[PROBLEM TO WORK ON]: Check each line of the listing for the word "Stabilization" and give only the number of lines that have it.

━━━━━━━━━━

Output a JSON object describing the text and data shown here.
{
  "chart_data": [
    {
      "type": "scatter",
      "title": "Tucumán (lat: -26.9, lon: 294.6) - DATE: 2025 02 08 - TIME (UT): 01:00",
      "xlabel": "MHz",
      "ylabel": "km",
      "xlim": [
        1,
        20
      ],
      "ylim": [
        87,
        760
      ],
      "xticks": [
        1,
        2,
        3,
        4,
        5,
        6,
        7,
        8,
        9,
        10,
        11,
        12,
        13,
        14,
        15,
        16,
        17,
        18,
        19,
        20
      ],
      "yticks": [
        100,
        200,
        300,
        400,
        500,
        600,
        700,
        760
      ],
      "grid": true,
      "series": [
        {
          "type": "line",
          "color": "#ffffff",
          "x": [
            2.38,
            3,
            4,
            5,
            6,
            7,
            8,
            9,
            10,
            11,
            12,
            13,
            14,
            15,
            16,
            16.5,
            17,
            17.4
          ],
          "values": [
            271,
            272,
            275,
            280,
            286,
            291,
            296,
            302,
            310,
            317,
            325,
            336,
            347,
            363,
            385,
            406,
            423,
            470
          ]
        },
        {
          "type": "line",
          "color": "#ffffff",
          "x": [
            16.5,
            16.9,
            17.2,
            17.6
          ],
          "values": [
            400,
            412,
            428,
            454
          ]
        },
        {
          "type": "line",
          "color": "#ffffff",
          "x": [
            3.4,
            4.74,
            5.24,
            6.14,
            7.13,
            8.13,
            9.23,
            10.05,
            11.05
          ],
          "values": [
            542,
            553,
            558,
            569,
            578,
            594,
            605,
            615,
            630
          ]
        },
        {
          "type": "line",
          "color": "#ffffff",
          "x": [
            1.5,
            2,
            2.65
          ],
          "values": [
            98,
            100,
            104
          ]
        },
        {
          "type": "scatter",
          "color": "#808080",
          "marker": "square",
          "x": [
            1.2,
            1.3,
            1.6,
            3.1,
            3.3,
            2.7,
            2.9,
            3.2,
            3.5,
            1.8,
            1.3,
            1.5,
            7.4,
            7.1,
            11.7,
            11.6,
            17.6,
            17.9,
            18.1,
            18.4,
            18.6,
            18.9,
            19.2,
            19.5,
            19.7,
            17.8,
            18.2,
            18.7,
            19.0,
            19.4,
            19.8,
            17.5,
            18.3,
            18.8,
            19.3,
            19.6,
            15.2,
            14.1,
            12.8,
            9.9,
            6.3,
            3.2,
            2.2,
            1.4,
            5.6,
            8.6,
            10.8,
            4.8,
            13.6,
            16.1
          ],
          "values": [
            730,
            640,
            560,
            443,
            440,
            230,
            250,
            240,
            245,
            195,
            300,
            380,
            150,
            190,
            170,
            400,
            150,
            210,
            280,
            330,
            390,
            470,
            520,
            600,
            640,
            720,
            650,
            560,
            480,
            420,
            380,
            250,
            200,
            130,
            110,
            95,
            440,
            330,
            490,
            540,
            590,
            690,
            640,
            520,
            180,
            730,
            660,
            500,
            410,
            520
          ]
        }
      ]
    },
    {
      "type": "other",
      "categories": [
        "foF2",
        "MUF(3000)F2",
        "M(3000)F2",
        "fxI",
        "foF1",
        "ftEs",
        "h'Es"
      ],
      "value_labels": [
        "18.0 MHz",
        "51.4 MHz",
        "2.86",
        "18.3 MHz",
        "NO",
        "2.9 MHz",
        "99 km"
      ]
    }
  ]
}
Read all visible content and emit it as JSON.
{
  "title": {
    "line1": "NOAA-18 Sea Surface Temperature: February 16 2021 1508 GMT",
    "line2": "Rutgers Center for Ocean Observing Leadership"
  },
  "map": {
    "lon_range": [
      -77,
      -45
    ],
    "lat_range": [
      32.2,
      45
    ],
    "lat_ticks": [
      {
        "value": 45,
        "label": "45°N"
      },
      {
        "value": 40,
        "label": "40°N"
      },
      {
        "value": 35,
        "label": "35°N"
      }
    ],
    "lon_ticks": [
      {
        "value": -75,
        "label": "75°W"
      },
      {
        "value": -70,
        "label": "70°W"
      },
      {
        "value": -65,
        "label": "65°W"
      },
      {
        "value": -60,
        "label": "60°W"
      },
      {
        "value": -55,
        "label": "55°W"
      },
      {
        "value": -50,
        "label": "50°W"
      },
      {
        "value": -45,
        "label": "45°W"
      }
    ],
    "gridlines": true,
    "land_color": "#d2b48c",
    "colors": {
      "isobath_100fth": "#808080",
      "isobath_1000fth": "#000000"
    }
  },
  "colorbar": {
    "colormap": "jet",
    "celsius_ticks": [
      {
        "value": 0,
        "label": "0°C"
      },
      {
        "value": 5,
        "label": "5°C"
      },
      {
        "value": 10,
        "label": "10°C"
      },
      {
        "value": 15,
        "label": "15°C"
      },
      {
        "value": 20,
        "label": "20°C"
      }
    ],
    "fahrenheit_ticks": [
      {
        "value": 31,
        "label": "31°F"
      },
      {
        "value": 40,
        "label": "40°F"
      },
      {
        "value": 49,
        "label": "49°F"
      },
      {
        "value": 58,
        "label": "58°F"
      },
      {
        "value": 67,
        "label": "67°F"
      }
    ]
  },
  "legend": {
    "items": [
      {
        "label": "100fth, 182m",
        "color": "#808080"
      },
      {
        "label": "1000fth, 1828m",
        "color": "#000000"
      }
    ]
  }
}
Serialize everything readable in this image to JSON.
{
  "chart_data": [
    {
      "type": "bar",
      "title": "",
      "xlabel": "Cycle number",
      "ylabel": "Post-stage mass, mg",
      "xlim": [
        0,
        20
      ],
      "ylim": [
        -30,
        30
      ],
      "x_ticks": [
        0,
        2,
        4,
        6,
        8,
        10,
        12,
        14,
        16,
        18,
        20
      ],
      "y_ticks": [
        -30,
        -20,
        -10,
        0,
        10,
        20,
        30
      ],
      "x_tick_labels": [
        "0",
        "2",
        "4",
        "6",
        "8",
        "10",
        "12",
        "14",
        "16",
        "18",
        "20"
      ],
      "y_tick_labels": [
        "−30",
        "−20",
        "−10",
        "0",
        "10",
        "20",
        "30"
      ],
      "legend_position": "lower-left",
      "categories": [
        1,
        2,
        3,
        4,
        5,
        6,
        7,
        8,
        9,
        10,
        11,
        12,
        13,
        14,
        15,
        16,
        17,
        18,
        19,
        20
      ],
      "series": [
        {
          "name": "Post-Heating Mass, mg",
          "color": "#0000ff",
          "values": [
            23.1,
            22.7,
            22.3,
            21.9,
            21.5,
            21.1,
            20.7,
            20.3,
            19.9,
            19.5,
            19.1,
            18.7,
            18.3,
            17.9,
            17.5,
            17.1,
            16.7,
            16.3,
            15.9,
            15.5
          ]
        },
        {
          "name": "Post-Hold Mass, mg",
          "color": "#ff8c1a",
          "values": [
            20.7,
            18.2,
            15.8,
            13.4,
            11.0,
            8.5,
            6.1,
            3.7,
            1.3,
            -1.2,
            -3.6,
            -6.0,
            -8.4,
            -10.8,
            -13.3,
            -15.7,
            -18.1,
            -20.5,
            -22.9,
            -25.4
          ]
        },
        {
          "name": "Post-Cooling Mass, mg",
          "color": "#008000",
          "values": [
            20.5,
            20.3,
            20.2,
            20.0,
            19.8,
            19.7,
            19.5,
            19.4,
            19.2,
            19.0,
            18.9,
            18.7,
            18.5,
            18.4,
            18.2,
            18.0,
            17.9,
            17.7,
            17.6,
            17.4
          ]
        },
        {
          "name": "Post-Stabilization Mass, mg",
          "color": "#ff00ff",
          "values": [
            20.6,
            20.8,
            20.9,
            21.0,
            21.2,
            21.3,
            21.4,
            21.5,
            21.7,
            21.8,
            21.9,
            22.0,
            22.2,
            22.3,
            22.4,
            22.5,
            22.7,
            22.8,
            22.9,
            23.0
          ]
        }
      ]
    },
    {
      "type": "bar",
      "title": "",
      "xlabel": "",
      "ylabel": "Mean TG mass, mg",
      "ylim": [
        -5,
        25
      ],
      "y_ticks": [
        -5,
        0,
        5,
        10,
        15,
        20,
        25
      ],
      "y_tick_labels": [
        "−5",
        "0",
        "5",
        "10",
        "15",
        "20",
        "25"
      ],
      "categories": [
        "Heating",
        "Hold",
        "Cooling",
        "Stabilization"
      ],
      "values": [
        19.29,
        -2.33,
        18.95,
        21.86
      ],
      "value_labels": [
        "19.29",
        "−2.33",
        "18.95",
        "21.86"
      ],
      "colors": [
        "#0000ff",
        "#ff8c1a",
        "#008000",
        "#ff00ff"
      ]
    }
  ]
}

━━━━━━━━━━

[EXERCISE OUTPUT]: 2